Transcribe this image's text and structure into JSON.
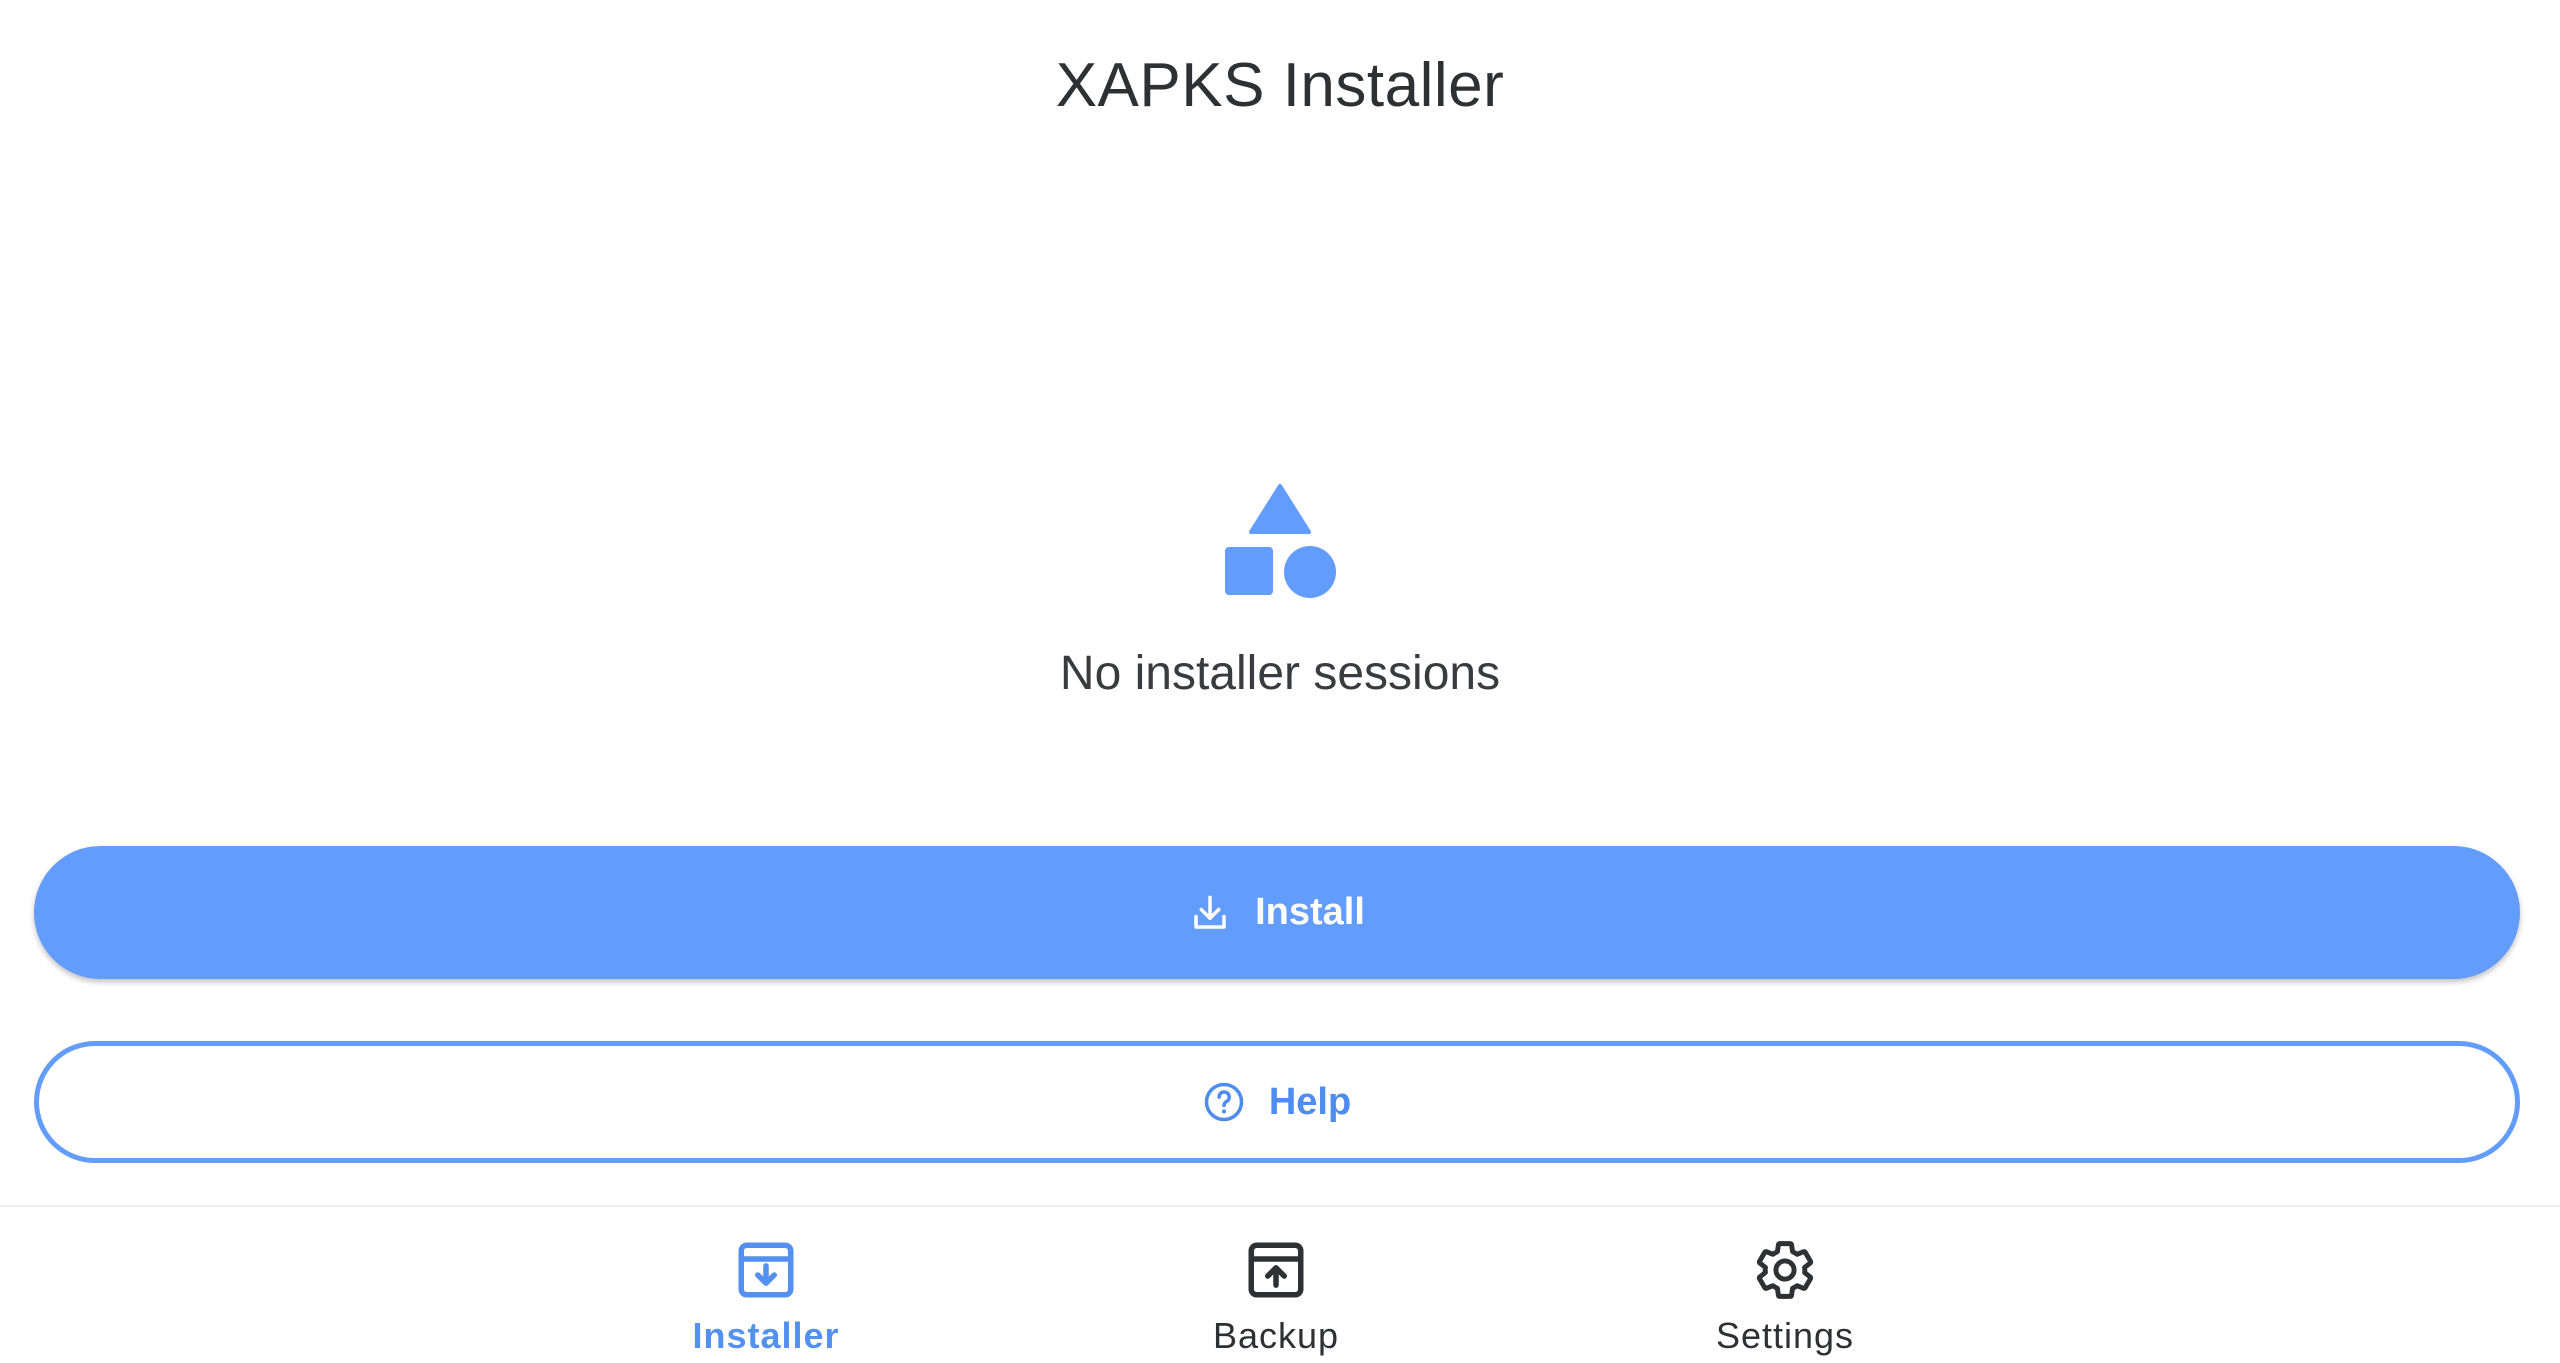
{
  "app": {
    "title": "XAPKS Installer"
  },
  "empty_state": {
    "icon": "shapes-icon",
    "message": "No installer sessions"
  },
  "actions": {
    "install": {
      "label": "Install",
      "icon": "download-icon"
    },
    "help": {
      "label": "Help",
      "icon": "help-circle-icon"
    }
  },
  "bottom_nav": {
    "items": [
      {
        "label": "Installer",
        "icon": "archive-download-icon",
        "active": true
      },
      {
        "label": "Backup",
        "icon": "archive-upload-icon",
        "active": false
      },
      {
        "label": "Settings",
        "icon": "gear-icon",
        "active": false
      }
    ]
  },
  "colors": {
    "accent": "#629cfd",
    "accent_text": "#5490ef",
    "text_primary": "#2f3033",
    "background": "#ffffff"
  }
}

━━━━━━━━━━━━━━━━━━━━

**What is needed**: From the records given above, reproduce all text exactly and exclude each picture.

**Task output**:
Transcribe this image's text and structure into JSON.
{
  "app": {
    "title": "XAPKS Installer"
  },
  "empty_state": {
    "icon": "shapes-icon",
    "message": "No installer sessions"
  },
  "actions": {
    "install": {
      "label": "Install",
      "icon": "download-icon"
    },
    "help": {
      "label": "Help",
      "icon": "help-circle-icon"
    }
  },
  "bottom_nav": {
    "items": [
      {
        "label": "Installer",
        "icon": "archive-download-icon",
        "active": true
      },
      {
        "label": "Backup",
        "icon": "archive-upload-icon",
        "active": false
      },
      {
        "label": "Settings",
        "icon": "gear-icon",
        "active": false
      }
    ]
  },
  "colors": {
    "accent": "#629cfd",
    "accent_text": "#5490ef",
    "text_primary": "#2f3033",
    "background": "#ffffff"
  }
}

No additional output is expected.